***** WORKING DATA

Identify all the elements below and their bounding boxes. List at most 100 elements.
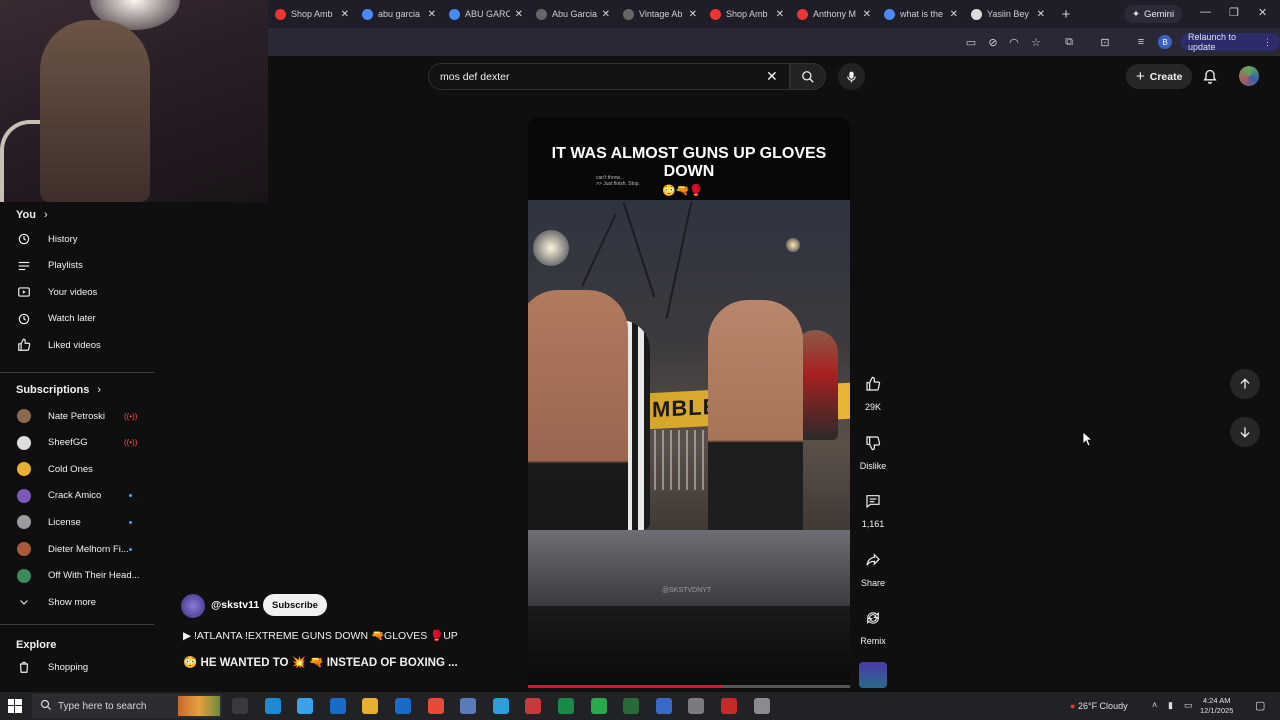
tab-close-icon[interactable]: ✕ [950, 9, 958, 20]
outlook-icon[interactable] [395, 698, 411, 714]
reading-list-icon[interactable]: ≡ [1134, 35, 1148, 49]
video-description-line-2[interactable]: 😳 HE WANTED TO 💥 🔫 INSTEAD OF BOXING ... [183, 655, 458, 669]
app-icon[interactable] [753, 698, 770, 714]
close-window-icon[interactable]: ✕ [1258, 6, 1267, 19]
sidebar-item-shopping[interactable]: Shopping [0, 655, 154, 679]
bookmark-star-icon[interactable]: ☆ [1029, 35, 1043, 49]
keyboard-tray-icon[interactable]: ▭ [1184, 700, 1193, 711]
task-view-icon[interactable] [232, 698, 248, 714]
tab-close-icon[interactable]: ✕ [341, 9, 349, 20]
windows-start-icon[interactable] [8, 699, 22, 718]
browser-tab[interactable]: ABU GARC ✕ [443, 3, 529, 25]
defender-icon[interactable] [655, 698, 672, 714]
sidebar-item-playlists[interactable]: Playlists [0, 254, 154, 278]
taskbar-clock[interactable]: 4:24 AM 12/1/2025 [1200, 696, 1233, 716]
hide-icon[interactable]: ⊘ [986, 35, 1000, 49]
sidebar-item-your-videos[interactable]: Your videos [0, 280, 154, 304]
sidebar-item-liked-videos[interactable]: Liked videos [0, 333, 154, 357]
comments-button[interactable]: 1,161 [856, 484, 890, 529]
browser-tab[interactable]: Vintage Ab ✕ [617, 3, 703, 25]
app-icon[interactable] [460, 698, 477, 714]
relaunch-button[interactable]: Relaunch to update ⋮ [1180, 32, 1280, 52]
tab-close-icon[interactable]: ✕ [602, 9, 610, 20]
cast-icon[interactable]: ▭ [964, 35, 978, 49]
streamer [40, 20, 150, 202]
extensions-icon[interactable]: ⧉ [1062, 35, 1076, 49]
tab-close-icon[interactable]: ✕ [515, 9, 523, 20]
search-input[interactable]: mos def dexter [428, 63, 790, 90]
browser-tab[interactable]: abu garcia ✕ [356, 3, 442, 25]
store-icon[interactable] [329, 698, 346, 714]
minimize-icon[interactable]: — [1200, 6, 1211, 18]
app-icon[interactable] [525, 698, 542, 714]
subscription-item[interactable]: Crack Amico [0, 484, 154, 508]
copilot-icon[interactable] [297, 698, 314, 714]
split-view-icon[interactable]: ⊡ [1098, 35, 1112, 49]
new-tab-button[interactable]: + [1055, 6, 1077, 23]
next-short-button[interactable] [1230, 417, 1260, 447]
weather-widget[interactable]: ● 26°F Cloudy [1070, 701, 1128, 711]
spreadsheet-icon[interactable] [623, 698, 640, 714]
search-button[interactable] [790, 63, 826, 90]
browser-tab[interactable]: Shop Amb ✕ [704, 3, 790, 25]
tab-close-icon[interactable]: ✕ [689, 9, 697, 20]
browser-profile-avatar[interactable]: B [1158, 35, 1172, 49]
shorts-video-player[interactable]: IT WAS ALMOST GUNS UP GLOVES DOWN can't … [528, 117, 850, 689]
channel-handle[interactable]: @skstv11 [211, 599, 259, 611]
share-button[interactable]: Share [856, 543, 890, 588]
channel-avatar [16, 568, 32, 584]
chrome-icon[interactable] [427, 698, 444, 714]
subscription-item[interactable]: License [0, 510, 154, 534]
notification-center-icon[interactable]: ▢ [1255, 699, 1265, 712]
notifications-bell-icon[interactable] [1202, 68, 1218, 90]
subscription-item[interactable]: SheefGG ((•)) [0, 431, 154, 455]
dislike-button[interactable]: Dislike [856, 426, 890, 471]
xbox-icon[interactable] [558, 698, 574, 714]
create-button[interactable]: + Create [1126, 64, 1193, 89]
settings-icon[interactable] [688, 698, 705, 714]
show-more-button[interactable]: Show more [0, 590, 154, 614]
sidebar-item-watch-later[interactable]: Watch later [0, 307, 154, 331]
subscription-item[interactable]: Dieter Melhorn Fi... [0, 537, 154, 561]
ring-floor [528, 530, 850, 606]
channel-avatar[interactable] [181, 594, 205, 618]
sidebar-item-history[interactable]: History [0, 227, 154, 251]
like-button[interactable]: 29K [856, 367, 890, 412]
previous-short-button[interactable] [1230, 369, 1260, 399]
remix-button[interactable]: Remix [856, 601, 890, 646]
account-avatar[interactable] [1239, 66, 1259, 86]
browser-tab[interactable]: what is the ✕ [878, 3, 964, 25]
clear-search-icon[interactable]: ✕ [766, 68, 778, 85]
performance-icon[interactable]: ◠ [1007, 35, 1021, 49]
subscription-item[interactable]: Nate Petroski ((•)) [0, 404, 154, 428]
browser-tab[interactable]: Yasiin Bey ✕ [965, 3, 1051, 25]
video-progress-bar[interactable] [528, 685, 850, 688]
gemini-button[interactable]: ✦ Gemini [1124, 5, 1183, 23]
browser-tab[interactable]: Anthony M ✕ [791, 3, 877, 25]
steam-icon[interactable] [492, 698, 509, 714]
app-icon[interactable] [721, 698, 737, 714]
audio-track-thumbnail[interactable] [859, 662, 887, 688]
subscribe-button[interactable]: Subscribe [263, 594, 327, 616]
tab-close-icon[interactable]: ✕ [776, 9, 784, 20]
browser-tab[interactable]: Abu Garcia ✕ [530, 3, 616, 25]
app-icon[interactable] [590, 698, 607, 714]
your-videos-icon [16, 284, 32, 300]
tab-close-icon[interactable]: ✕ [1037, 9, 1045, 20]
file-explorer-icon[interactable] [362, 698, 379, 714]
subscription-item[interactable]: Off With Their Head... [0, 564, 154, 588]
subscription-item[interactable]: Cold Ones [0, 457, 154, 481]
browser-tab[interactable]: Shop Amb ✕ [269, 3, 355, 25]
tab-close-icon[interactable]: ✕ [863, 9, 871, 20]
sidebar-item-label: Your videos [48, 286, 98, 298]
taskbar-search-box[interactable]: Type here to search [32, 694, 222, 718]
microphone-tray-icon[interactable]: ▮ [1168, 700, 1173, 711]
tray-chevron-icon[interactable]: ˄ [1152, 700, 1157, 710]
video-description-line-1[interactable]: ▶ !ATLANTA !EXTREME GUNS DOWN 🔫GLOVES 🥊U… [183, 629, 458, 642]
tab-close-icon[interactable]: ✕ [428, 9, 436, 20]
you-section-header[interactable]: You › [16, 209, 48, 221]
maximize-icon[interactable]: ❐ [1229, 6, 1239, 19]
voice-search-button[interactable] [838, 63, 865, 90]
subscriptions-header[interactable]: Subscriptions › [16, 384, 101, 396]
edge-icon[interactable] [264, 698, 281, 714]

**********

DIRECTIONS FOR THIS TASK => Copy all the records above line for line, changing nothing, and leave the pictures out.

ANSWER IN FULL =>
Identify all the elements below and their bounding boxes. List at most 100 elements.
tab-close-icon[interactable]: ✕ [950, 9, 958, 20]
outlook-icon[interactable] [395, 698, 411, 714]
reading-list-icon[interactable]: ≡ [1134, 35, 1148, 49]
video-description-line-2[interactable]: 😳 HE WANTED TO 💥 🔫 INSTEAD OF BOXING ... [183, 655, 458, 669]
app-icon[interactable] [753, 698, 770, 714]
close-window-icon[interactable]: ✕ [1258, 6, 1267, 19]
sidebar-item-shopping[interactable]: Shopping [0, 655, 154, 679]
bookmark-star-icon[interactable]: ☆ [1029, 35, 1043, 49]
keyboard-tray-icon[interactable]: ▭ [1184, 700, 1193, 711]
task-view-icon[interactable] [232, 698, 248, 714]
tab-close-icon[interactable]: ✕ [341, 9, 349, 20]
windows-start-icon[interactable] [8, 699, 22, 718]
browser-tab[interactable]: ABU GARC ✕ [443, 3, 529, 25]
defender-icon[interactable] [655, 698, 672, 714]
sidebar-item-playlists[interactable]: Playlists [0, 254, 154, 278]
taskbar-clock[interactable]: 4:24 AM 12/1/2025 [1200, 696, 1233, 716]
hide-icon[interactable]: ⊘ [986, 35, 1000, 49]
sidebar-item-your-videos[interactable]: Your videos [0, 280, 154, 304]
sidebar-item-liked-videos[interactable]: Liked videos [0, 333, 154, 357]
comments-button[interactable]: 1,161 [856, 484, 890, 529]
browser-tab[interactable]: Vintage Ab ✕ [617, 3, 703, 25]
app-icon[interactable] [460, 698, 477, 714]
relaunch-button[interactable]: Relaunch to update ⋮ [1180, 32, 1280, 52]
tab-close-icon[interactable]: ✕ [602, 9, 610, 20]
cast-icon[interactable]: ▭ [964, 35, 978, 49]
streamer [40, 20, 150, 202]
extensions-icon[interactable]: ⧉ [1062, 35, 1076, 49]
tab-close-icon[interactable]: ✕ [515, 9, 523, 20]
search-input[interactable]: mos def dexter [428, 63, 790, 90]
browser-tab[interactable]: abu garcia ✕ [356, 3, 442, 25]
store-icon[interactable] [329, 698, 346, 714]
minimize-icon[interactable]: — [1200, 6, 1211, 18]
app-icon[interactable] [525, 698, 542, 714]
subscription-item[interactable]: Crack Amico [0, 484, 154, 508]
copilot-icon[interactable] [297, 698, 314, 714]
split-view-icon[interactable]: ⊡ [1098, 35, 1112, 49]
new-tab-button[interactable]: + [1055, 6, 1077, 23]
next-short-button[interactable] [1230, 417, 1260, 447]
weather-widget[interactable]: ● 26°F Cloudy [1070, 701, 1128, 711]
spreadsheet-icon[interactable] [623, 698, 640, 714]
search-button[interactable] [790, 63, 826, 90]
browser-tab[interactable]: Shop Amb ✕ [704, 3, 790, 25]
tab-close-icon[interactable]: ✕ [689, 9, 697, 20]
browser-profile-avatar[interactable]: B [1158, 35, 1172, 49]
shorts-video-player[interactable]: IT WAS ALMOST GUNS UP GLOVES DOWN can't … [528, 117, 850, 689]
channel-handle[interactable]: @skstv11 [211, 599, 259, 611]
share-button[interactable]: Share [856, 543, 890, 588]
channel-avatar [16, 568, 32, 584]
chrome-icon[interactable] [427, 698, 444, 714]
subscription-item[interactable]: License [0, 510, 154, 534]
notification-center-icon[interactable]: ▢ [1255, 699, 1265, 712]
notifications-bell-icon[interactable] [1202, 68, 1218, 90]
subscription-item[interactable]: SheefGG ((•)) [0, 431, 154, 455]
dislike-button[interactable]: Dislike [856, 426, 890, 471]
xbox-icon[interactable] [558, 698, 574, 714]
create-button[interactable]: + Create [1126, 64, 1193, 89]
settings-icon[interactable] [688, 698, 705, 714]
show-more-button[interactable]: Show more [0, 590, 154, 614]
sidebar-item-watch-later[interactable]: Watch later [0, 307, 154, 331]
subscription-item[interactable]: Dieter Melhorn Fi... [0, 537, 154, 561]
ring-floor [528, 530, 850, 606]
channel-avatar[interactable] [181, 594, 205, 618]
sidebar-item-history[interactable]: History [0, 227, 154, 251]
like-button[interactable]: 29K [856, 367, 890, 412]
previous-short-button[interactable] [1230, 369, 1260, 399]
remix-button[interactable]: Remix [856, 601, 890, 646]
account-avatar[interactable] [1239, 66, 1259, 86]
browser-tab[interactable]: what is the ✕ [878, 3, 964, 25]
clear-search-icon[interactable]: ✕ [766, 68, 778, 85]
performance-icon[interactable]: ◠ [1007, 35, 1021, 49]
subscription-item[interactable]: Nate Petroski ((•)) [0, 404, 154, 428]
browser-tab[interactable]: Yasiin Bey ✕ [965, 3, 1051, 25]
video-progress-bar[interactable] [528, 685, 850, 688]
gemini-button[interactable]: ✦ Gemini [1124, 5, 1183, 23]
browser-tab[interactable]: Anthony M ✕ [791, 3, 877, 25]
steam-icon[interactable] [492, 698, 509, 714]
app-icon[interactable] [721, 698, 737, 714]
audio-track-thumbnail[interactable] [859, 662, 887, 688]
subscribe-button[interactable]: Subscribe [263, 594, 327, 616]
tab-close-icon[interactable]: ✕ [776, 9, 784, 20]
browser-tab[interactable]: Abu Garcia ✕ [530, 3, 616, 25]
app-icon[interactable] [590, 698, 607, 714]
your-videos-icon [16, 284, 32, 300]
tab-close-icon[interactable]: ✕ [1037, 9, 1045, 20]
file-explorer-icon[interactable] [362, 698, 379, 714]
subscription-item[interactable]: Off With Their Head... [0, 564, 154, 588]
subscription-item[interactable]: Cold Ones [0, 457, 154, 481]
browser-tab[interactable]: Shop Amb ✕ [269, 3, 355, 25]
tab-close-icon[interactable]: ✕ [863, 9, 871, 20]
sidebar-item-label: Your videos [48, 286, 98, 298]
taskbar-search-box[interactable]: Type here to search [32, 694, 222, 718]
microphone-tray-icon[interactable]: ▮ [1168, 700, 1173, 711]
tray-chevron-icon[interactable]: ˄ [1152, 700, 1157, 710]
video-description-line-1[interactable]: ▶ !ATLANTA !EXTREME GUNS DOWN 🔫GLOVES 🥊U… [183, 629, 458, 642]
tab-close-icon[interactable]: ✕ [428, 9, 436, 20]
you-section-header[interactable]: You › [16, 209, 48, 221]
maximize-icon[interactable]: ❐ [1229, 6, 1239, 19]
voice-search-button[interactable] [838, 63, 865, 90]
subscriptions-header[interactable]: Subscriptions › [16, 384, 101, 396]
edge-icon[interactable] [264, 698, 281, 714]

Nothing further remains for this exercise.